_Set task_
List each line holding the string "Distribution".

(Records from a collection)
——————

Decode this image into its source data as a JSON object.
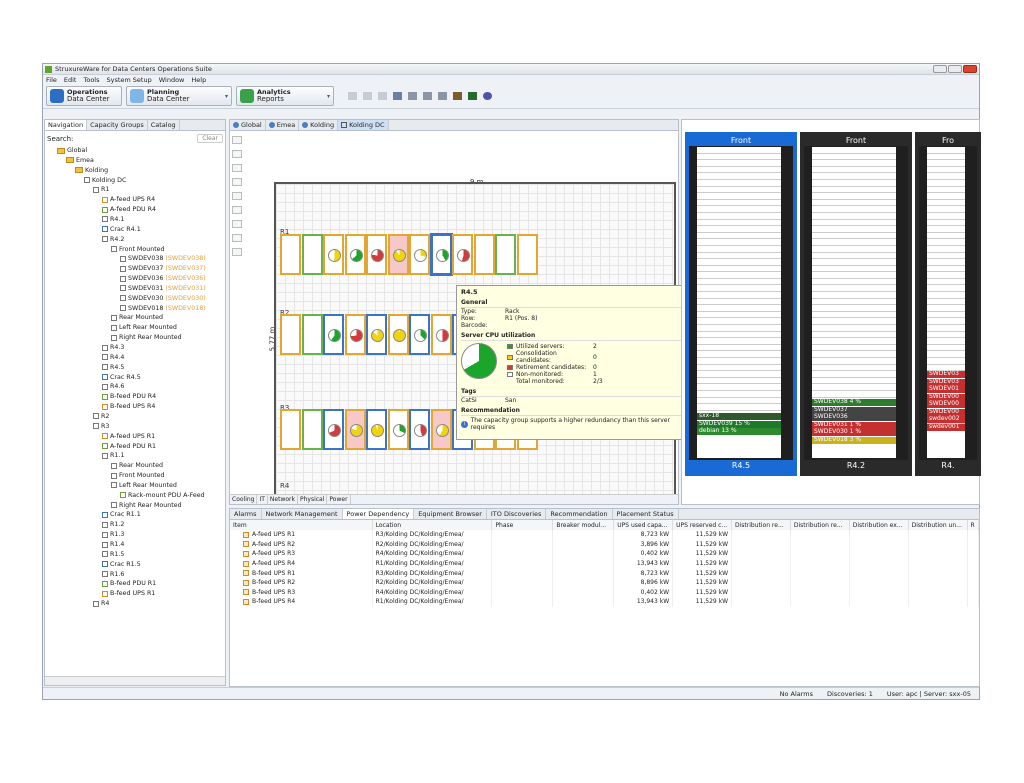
{
  "app": {
    "title": "StruxureWare for Data Centers Operations Suite"
  },
  "menu": [
    "File",
    "Edit",
    "Tools",
    "System Setup",
    "Window",
    "Help"
  ],
  "perspectives": [
    {
      "label": "Operations",
      "sub": "Data Center",
      "color": "#2b6fc4"
    },
    {
      "label": "Planning",
      "sub": "Data Center",
      "color": "#3d8ad6"
    },
    {
      "label": "Analytics",
      "sub": "Reports",
      "color": "#3aa04a"
    }
  ],
  "left": {
    "tabs": [
      "Navigation",
      "Capacity Groups",
      "Catalog"
    ],
    "search_label": "Search:",
    "clear_label": "Clear",
    "tree": [
      {
        "label": "Global",
        "lvl": 0,
        "t": "fold"
      },
      {
        "label": "Emea",
        "lvl": 1,
        "t": "fold"
      },
      {
        "label": "Kolding",
        "lvl": 2,
        "t": "fold"
      },
      {
        "label": "Kolding DC",
        "lvl": 3,
        "t": "i"
      },
      {
        "label": "R1",
        "lvl": 4,
        "t": "i"
      },
      {
        "label": "A-feed UPS R4",
        "lvl": 5,
        "t": "or"
      },
      {
        "label": "A-feed PDU R4",
        "lvl": 5,
        "t": "gr"
      },
      {
        "label": "R4.1",
        "lvl": 5,
        "t": "i"
      },
      {
        "label": "Crac R4.1",
        "lvl": 5,
        "t": "bl"
      },
      {
        "label": "R4.2",
        "lvl": 5,
        "t": "i"
      },
      {
        "label": "Front Mounted",
        "lvl": 6,
        "t": "i"
      },
      {
        "label": "SWDEV038",
        "sub": "(SWDEV038)",
        "lvl": 7,
        "t": "i"
      },
      {
        "label": "SWDEV037",
        "sub": "(SWDEV037)",
        "lvl": 7,
        "t": "i"
      },
      {
        "label": "SWDEV036",
        "sub": "(SWDEV036)",
        "lvl": 7,
        "t": "i"
      },
      {
        "label": "SWDEV031",
        "sub": "(SWDEV031)",
        "lvl": 7,
        "t": "i"
      },
      {
        "label": "SWDEV030",
        "sub": "(SWDEV030)",
        "lvl": 7,
        "t": "i"
      },
      {
        "label": "SWDEV018",
        "sub": "(SWDEV018)",
        "lvl": 7,
        "t": "i"
      },
      {
        "label": "Rear Mounted",
        "lvl": 6,
        "t": "i"
      },
      {
        "label": "Left Rear Mounted",
        "lvl": 6,
        "t": "i"
      },
      {
        "label": "Right Rear Mounted",
        "lvl": 6,
        "t": "i"
      },
      {
        "label": "R4.3",
        "lvl": 5,
        "t": "i"
      },
      {
        "label": "R4.4",
        "lvl": 5,
        "t": "i"
      },
      {
        "label": "R4.5",
        "lvl": 5,
        "t": "i"
      },
      {
        "label": "Crac R4.5",
        "lvl": 5,
        "t": "bl"
      },
      {
        "label": "R4.6",
        "lvl": 5,
        "t": "i"
      },
      {
        "label": "B-feed PDU R4",
        "lvl": 5,
        "t": "gr"
      },
      {
        "label": "B-feed UPS R4",
        "lvl": 5,
        "t": "or"
      },
      {
        "label": "R2",
        "lvl": 4,
        "t": "i"
      },
      {
        "label": "R3",
        "lvl": 4,
        "t": "i"
      },
      {
        "label": "A-feed UPS R1",
        "lvl": 5,
        "t": "or"
      },
      {
        "label": "A-feed PDU R1",
        "lvl": 5,
        "t": "gr"
      },
      {
        "label": "R1.1",
        "lvl": 5,
        "t": "i"
      },
      {
        "label": "Rear Mounted",
        "lvl": 6,
        "t": "i"
      },
      {
        "label": "Front Mounted",
        "lvl": 6,
        "t": "i"
      },
      {
        "label": "Left Rear Mounted",
        "lvl": 6,
        "t": "i"
      },
      {
        "label": "Rack-mount PDU A-Feed",
        "lvl": 7,
        "t": "gr"
      },
      {
        "label": "Right Rear Mounted",
        "lvl": 6,
        "t": "i"
      },
      {
        "label": "Crac R1.1",
        "lvl": 5,
        "t": "bl"
      },
      {
        "label": "R1.2",
        "lvl": 5,
        "t": "i"
      },
      {
        "label": "R1.3",
        "lvl": 5,
        "t": "i"
      },
      {
        "label": "R1.4",
        "lvl": 5,
        "t": "i"
      },
      {
        "label": "R1.5",
        "lvl": 5,
        "t": "i"
      },
      {
        "label": "Crac R1.5",
        "lvl": 5,
        "t": "bl"
      },
      {
        "label": "R1.6",
        "lvl": 5,
        "t": "i"
      },
      {
        "label": "B-feed PDU R1",
        "lvl": 5,
        "t": "gr"
      },
      {
        "label": "B-feed UPS R1",
        "lvl": 5,
        "t": "or"
      },
      {
        "label": "R4",
        "lvl": 4,
        "t": "i"
      }
    ]
  },
  "center": {
    "tabs": [
      "Global",
      "Emea",
      "Kolding",
      "Kolding DC"
    ],
    "width_label": "9 m",
    "height_label": "5.77 m",
    "rows": [
      "R1",
      "R2",
      "R3",
      "R4"
    ],
    "bottom_tabs": [
      "Cooling",
      "IT",
      "Network",
      "Physical",
      "Power"
    ],
    "tooltip": {
      "title": "R4.5",
      "general": "General",
      "type_k": "Type:",
      "type_v": "Rack",
      "row_k": "Row:",
      "row_v": "R1 (Pos. 8)",
      "barcode_k": "Barcode:",
      "cpu": "Server CPU utilization",
      "legend": [
        {
          "label": "Utilized servers:",
          "v": "2",
          "color": "#1ba52a"
        },
        {
          "label": "Consolidation candidates:",
          "v": "0",
          "color": "#f2d40e"
        },
        {
          "label": "Retirement candidates:",
          "v": "0",
          "color": "#d23a3a"
        },
        {
          "label": "Non-monitored:",
          "v": "1",
          "color": "#ffffff"
        },
        {
          "label": "Total monitored:",
          "v": "2/3",
          "color": ""
        }
      ],
      "tags": "Tags",
      "tag_k": "CatSi",
      "tag_v": "San",
      "rec": "Recommendation",
      "rec_text": "The capacity group supports a higher redundancy than this server requires"
    }
  },
  "right": {
    "views": [
      {
        "hdr": "Front",
        "ftr": "R4.5",
        "color": "#1a6ad6"
      },
      {
        "hdr": "Front",
        "ftr": "R4.2",
        "color": "#2a2a2a"
      },
      {
        "hdr": "Fro",
        "ftr": "R4.",
        "color": "#2a2a2a"
      }
    ],
    "r45_servers": [
      {
        "label": "sxx-18",
        "color": "#2e5a2e"
      },
      {
        "label": "SWDEV039   15 %",
        "color": "#1e7a2a"
      },
      {
        "label": "debian        13 %",
        "color": "#2e8a2e"
      }
    ],
    "r42_servers": [
      {
        "label": "SWDEV038      4 %",
        "color": "#2e7d2e"
      },
      {
        "label": "SWDEV037",
        "color": "#444"
      },
      {
        "label": "SWDEV036",
        "color": "#444"
      },
      {
        "label": "SWDEV031      1 %",
        "color": "#c43030"
      },
      {
        "label": "SWDEV030      1 %",
        "color": "#c43030"
      },
      {
        "label": "SWDEV018      3 %",
        "color": "#c9b21e"
      }
    ],
    "r4x_servers": [
      {
        "label": "SWDEV03",
        "color": "#c43030"
      },
      {
        "label": "SWDEV03",
        "color": "#c43030"
      },
      {
        "label": "SWDEV01",
        "color": "#c43030"
      },
      {
        "label": "SWDEV00",
        "color": "#c43030"
      },
      {
        "label": "SWDEV00",
        "color": "#c43030"
      },
      {
        "label": "SWDEV00",
        "color": "#c43030"
      },
      {
        "label": "swdev002",
        "color": "#c43030"
      },
      {
        "label": "swdev001",
        "color": "#c43030"
      }
    ]
  },
  "bottom": {
    "tabs": [
      "Alarms",
      "Network Management",
      "Power Dependency",
      "Equipment Browser",
      "ITO Discoveries",
      "Recommendation",
      "Placement Status"
    ],
    "columns": [
      "Item",
      "Location",
      "Phase",
      "Breaker modul...",
      "UPS used capa...",
      "UPS reserved c...",
      "Distribution re...",
      "Distribution re...",
      "Distribution ex...",
      "Distribution un...",
      "R"
    ],
    "rows": [
      {
        "item": "A-feed UPS R1",
        "loc": "R3/Kolding DC/Kolding/Emea/",
        "used": "8,723 kW",
        "res": "11,529 kW"
      },
      {
        "item": "A-feed UPS R2",
        "loc": "R2/Kolding DC/Kolding/Emea/",
        "used": "3,896 kW",
        "res": "11,529 kW"
      },
      {
        "item": "A-feed UPS R3",
        "loc": "R4/Kolding DC/Kolding/Emea/",
        "used": "0,402 kW",
        "res": "11,529 kW"
      },
      {
        "item": "A-feed UPS R4",
        "loc": "R1/Kolding DC/Kolding/Emea/",
        "used": "13,943 kW",
        "res": "11,529 kW"
      },
      {
        "item": "B-feed UPS R1",
        "loc": "R3/Kolding DC/Kolding/Emea/",
        "used": "8,723 kW",
        "res": "11,529 kW"
      },
      {
        "item": "B-feed UPS R2",
        "loc": "R2/Kolding DC/Kolding/Emea/",
        "used": "8,896 kW",
        "res": "11,529 kW"
      },
      {
        "item": "B-feed UPS R3",
        "loc": "R4/Kolding DC/Kolding/Emea/",
        "used": "0,402 kW",
        "res": "11,529 kW"
      },
      {
        "item": "B-feed UPS R4",
        "loc": "R1/Kolding DC/Kolding/Emea/",
        "used": "13,943 kW",
        "res": "11,529 kW"
      }
    ]
  },
  "status": {
    "alarms": "No Alarms",
    "discoveries": "Discoveries: 1",
    "user": "User: apc | Server: sxx-05"
  }
}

——————

_Exercise output_
      "Distribution re...",
      "Distribution re...",
      "Distribution ex...",
      "Distribution un...",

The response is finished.